> _SHORT EXERCISE_
Pictures aside, repeat every entry exactly.

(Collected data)
┌──

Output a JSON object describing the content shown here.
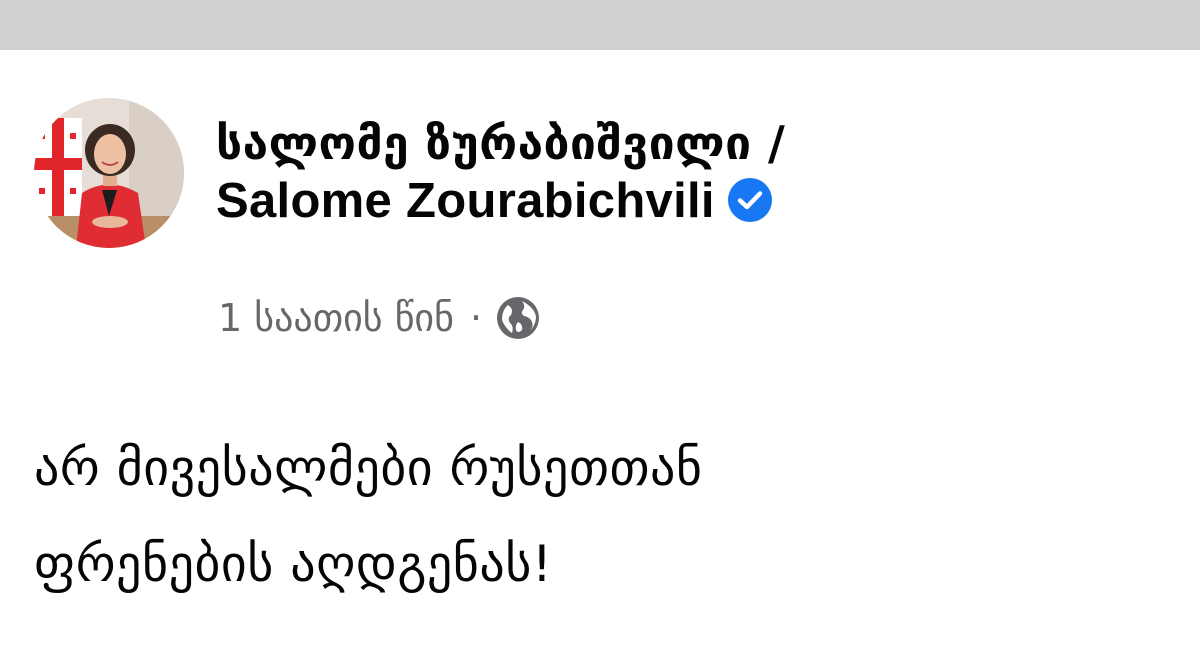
{
  "post": {
    "author_name_ka": "სალომე ზურაბიშვილი /",
    "author_name_en": "Salome Zourabichvili",
    "verified_icon": "verified-badge-icon",
    "timestamp": "1 საათის წინ",
    "separator": "·",
    "audience_icon": "globe-icon",
    "text_line1": "არ მივესალმები რუსეთთან",
    "text_line2": "ფრენების აღდგენას!"
  },
  "colors": {
    "top_bar": "#cfd0d2",
    "verified_blue": "#1877f2",
    "meta_gray": "#65676b",
    "text": "#050505"
  }
}
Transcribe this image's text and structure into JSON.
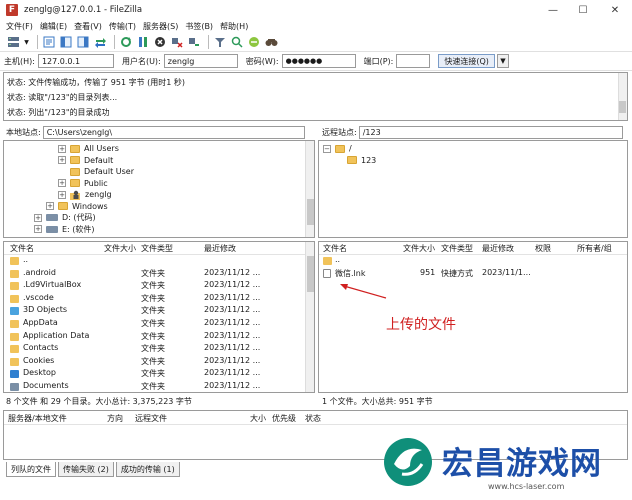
{
  "window": {
    "title": "zenglg@127.0.0.1 - FileZilla",
    "app_icon_letter": "F",
    "minimize": "—",
    "maximize": "☐",
    "close": "✕"
  },
  "menu": [
    "文件(F)",
    "编辑(E)",
    "查看(V)",
    "传输(T)",
    "服务器(S)",
    "书签(B)",
    "帮助(H)"
  ],
  "connect": {
    "host_label": "主机(H):",
    "host_value": "127.0.0.1",
    "user_label": "用户名(U):",
    "user_value": "zenglg",
    "pass_label": "密码(W):",
    "pass_value": "●●●●●●",
    "port_label": "端口(P):",
    "port_value": "",
    "quickconnect_label": "快速连接(Q)",
    "dropdown_icon": "▼"
  },
  "log": [
    "状态: 文件传输成功，传输了 951 字节 (用时1 秒)",
    "状态: 读取\"/123\"的目录列表...",
    "状态: 列出\"/123\"的目录成功"
  ],
  "local": {
    "site_label": "本地站点:",
    "path": "C:\\Users\\zenglg\\",
    "tree": [
      {
        "label": "All Users",
        "type": "folder",
        "expander": "+",
        "indent": 2
      },
      {
        "label": "Default",
        "type": "folder",
        "expander": "+",
        "indent": 2
      },
      {
        "label": "Default User",
        "type": "folder",
        "expander": "",
        "indent": 2
      },
      {
        "label": "Public",
        "type": "folder",
        "expander": "+",
        "indent": 2
      },
      {
        "label": "zenglg",
        "type": "user",
        "expander": "+",
        "indent": 2
      },
      {
        "label": "Windows",
        "type": "folder",
        "expander": "+",
        "indent": 1
      },
      {
        "label": "D: (代码)",
        "type": "drive",
        "expander": "+",
        "indent": 0
      },
      {
        "label": "E: (软件)",
        "type": "drive",
        "expander": "+",
        "indent": 0
      }
    ],
    "columns": [
      "文件名",
      "文件大小",
      "文件类型",
      "最近修改"
    ],
    "files": [
      {
        "name": "..",
        "size": "",
        "type": "",
        "modified": "",
        "icon": "folder"
      },
      {
        "name": ".android",
        "size": "",
        "type": "文件夹",
        "modified": "2023/11/12 ...",
        "icon": "folder"
      },
      {
        "name": ".Ld9VirtualBox",
        "size": "",
        "type": "文件夹",
        "modified": "2023/11/12 ...",
        "icon": "folder"
      },
      {
        "name": ".vscode",
        "size": "",
        "type": "文件夹",
        "modified": "2023/11/12 ...",
        "icon": "folder"
      },
      {
        "name": "3D Objects",
        "size": "",
        "type": "文件夹",
        "modified": "2023/11/12 ...",
        "icon": "3d"
      },
      {
        "name": "AppData",
        "size": "",
        "type": "文件夹",
        "modified": "2023/11/12 ...",
        "icon": "folder"
      },
      {
        "name": "Application Data",
        "size": "",
        "type": "文件夹",
        "modified": "2023/11/12 ...",
        "icon": "folder"
      },
      {
        "name": "Contacts",
        "size": "",
        "type": "文件夹",
        "modified": "2023/11/12 ...",
        "icon": "folder"
      },
      {
        "name": "Cookies",
        "size": "",
        "type": "文件夹",
        "modified": "2023/11/12 ...",
        "icon": "folder"
      },
      {
        "name": "Desktop",
        "size": "",
        "type": "文件夹",
        "modified": "2023/11/12 ...",
        "icon": "desktop"
      },
      {
        "name": "Documents",
        "size": "",
        "type": "文件夹",
        "modified": "2023/11/12 ...",
        "icon": "docs"
      }
    ],
    "status": "8 个文件 和 29 个目录。大小总计: 3,375,223 字节"
  },
  "remote": {
    "site_label": "远程站点:",
    "path": "/123",
    "tree": [
      {
        "label": "/",
        "expander": "−"
      },
      {
        "label": "123",
        "expander": ""
      }
    ],
    "columns": [
      "文件名",
      "文件大小",
      "文件类型",
      "最近修改",
      "权限",
      "所有者/组"
    ],
    "files": [
      {
        "name": "..",
        "size": "",
        "type": "",
        "modified": "",
        "icon": "folder"
      },
      {
        "name": "微信.lnk",
        "size": "951",
        "type": "快捷方式",
        "modified": "2023/11/1...",
        "icon": "file"
      }
    ],
    "status": "1 个文件。大小总共: 951 字节"
  },
  "queue": {
    "columns": [
      "服务器/本地文件",
      "方向",
      "远程文件",
      "大小",
      "优先级",
      "状态"
    ]
  },
  "tabs": [
    "列队的文件",
    "传输失败 (2)",
    "成功的传输 (1)"
  ],
  "annotation": {
    "text": "上传的文件",
    "color": "#d02020"
  },
  "watermark": {
    "title": "宏昌游戏网",
    "url": "www.hcs-laser.com",
    "color": "#1d4fa8"
  },
  "colors": {
    "folder": "#f1c35a",
    "accent": "#3b78c4"
  }
}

└──

> _TASK ANSWER_
Output a JSON object describing the content shown here.
{
  "post": {
    "author_name_ka": "სალომე ზურაბიშვილი /",
    "author_name_en": "Salome Zourabichvili",
    "verified_icon": "verified-badge-icon",
    "timestamp": "1 საათის წინ",
    "separator": "·",
    "audience_icon": "globe-icon",
    "text_line1": "არ მივესალმები რუსეთთან",
    "text_line2": "ფრენების აღდგენას!"
  },
  "colors": {
    "top_bar": "#cfd0d2",
    "verified_blue": "#1877f2",
    "meta_gray": "#65676b",
    "text": "#050505"
  }
}
Transcribe this image's text and structure into JSON.
{
  "window": {
    "title": "zenglg@127.0.0.1 - FileZilla",
    "app_icon_letter": "F",
    "minimize": "—",
    "maximize": "☐",
    "close": "✕"
  },
  "menu": [
    "文件(F)",
    "编辑(E)",
    "查看(V)",
    "传输(T)",
    "服务器(S)",
    "书签(B)",
    "帮助(H)"
  ],
  "connect": {
    "host_label": "主机(H):",
    "host_value": "127.0.0.1",
    "user_label": "用户名(U):",
    "user_value": "zenglg",
    "pass_label": "密码(W):",
    "pass_value": "●●●●●●",
    "port_label": "端口(P):",
    "port_value": "",
    "quickconnect_label": "快速连接(Q)",
    "dropdown_icon": "▼"
  },
  "log": [
    "状态: 文件传输成功，传输了 951 字节 (用时1 秒)",
    "状态: 读取\"/123\"的目录列表...",
    "状态: 列出\"/123\"的目录成功"
  ],
  "local": {
    "site_label": "本地站点:",
    "path": "C:\\Users\\zenglg\\",
    "tree": [
      {
        "label": "All Users",
        "type": "folder",
        "expander": "+",
        "indent": 2
      },
      {
        "label": "Default",
        "type": "folder",
        "expander": "+",
        "indent": 2
      },
      {
        "label": "Default User",
        "type": "folder",
        "expander": "",
        "indent": 2
      },
      {
        "label": "Public",
        "type": "folder",
        "expander": "+",
        "indent": 2
      },
      {
        "label": "zenglg",
        "type": "user",
        "expander": "+",
        "indent": 2
      },
      {
        "label": "Windows",
        "type": "folder",
        "expander": "+",
        "indent": 1
      },
      {
        "label": "D: (代码)",
        "type": "drive",
        "expander": "+",
        "indent": 0
      },
      {
        "label": "E: (软件)",
        "type": "drive",
        "expander": "+",
        "indent": 0
      }
    ],
    "columns": [
      "文件名",
      "文件大小",
      "文件类型",
      "最近修改"
    ],
    "files": [
      {
        "name": "..",
        "size": "",
        "type": "",
        "modified": "",
        "icon": "folder"
      },
      {
        "name": ".android",
        "size": "",
        "type": "文件夹",
        "modified": "2023/11/12 ...",
        "icon": "folder"
      },
      {
        "name": ".Ld9VirtualBox",
        "size": "",
        "type": "文件夹",
        "modified": "2023/11/12 ...",
        "icon": "folder"
      },
      {
        "name": ".vscode",
        "size": "",
        "type": "文件夹",
        "modified": "2023/11/12 ...",
        "icon": "folder"
      },
      {
        "name": "3D Objects",
        "size": "",
        "type": "文件夹",
        "modified": "2023/11/12 ...",
        "icon": "3d"
      },
      {
        "name": "AppData",
        "size": "",
        "type": "文件夹",
        "modified": "2023/11/12 ...",
        "icon": "folder"
      },
      {
        "name": "Application Data",
        "size": "",
        "type": "文件夹",
        "modified": "2023/11/12 ...",
        "icon": "folder"
      },
      {
        "name": "Contacts",
        "size": "",
        "type": "文件夹",
        "modified": "2023/11/12 ...",
        "icon": "folder"
      },
      {
        "name": "Cookies",
        "size": "",
        "type": "文件夹",
        "modified": "2023/11/12 ...",
        "icon": "folder"
      },
      {
        "name": "Desktop",
        "size": "",
        "type": "文件夹",
        "modified": "2023/11/12 ...",
        "icon": "desktop"
      },
      {
        "name": "Documents",
        "size": "",
        "type": "文件夹",
        "modified": "2023/11/12 ...",
        "icon": "docs"
      }
    ],
    "status": "8 个文件 和 29 个目录。大小总计: 3,375,223 字节"
  },
  "remote": {
    "site_label": "远程站点:",
    "path": "/123",
    "tree": [
      {
        "label": "/",
        "expander": "−"
      },
      {
        "label": "123",
        "expander": ""
      }
    ],
    "columns": [
      "文件名",
      "文件大小",
      "文件类型",
      "最近修改",
      "权限",
      "所有者/组"
    ],
    "files": [
      {
        "name": "..",
        "size": "",
        "type": "",
        "modified": "",
        "icon": "folder"
      },
      {
        "name": "微信.lnk",
        "size": "951",
        "type": "快捷方式",
        "modified": "2023/11/1...",
        "icon": "file"
      }
    ],
    "status": "1 个文件。大小总共: 951 字节"
  },
  "queue": {
    "columns": [
      "服务器/本地文件",
      "方向",
      "远程文件",
      "大小",
      "优先级",
      "状态"
    ]
  },
  "tabs": [
    "列队的文件",
    "传输失败 (2)",
    "成功的传输 (1)"
  ],
  "annotation": {
    "text": "上传的文件",
    "color": "#d02020"
  },
  "watermark": {
    "title": "宏昌游戏网",
    "url": "www.hcs-laser.com",
    "color": "#1d4fa8"
  },
  "colors": {
    "folder": "#f1c35a",
    "accent": "#3b78c4"
  }
}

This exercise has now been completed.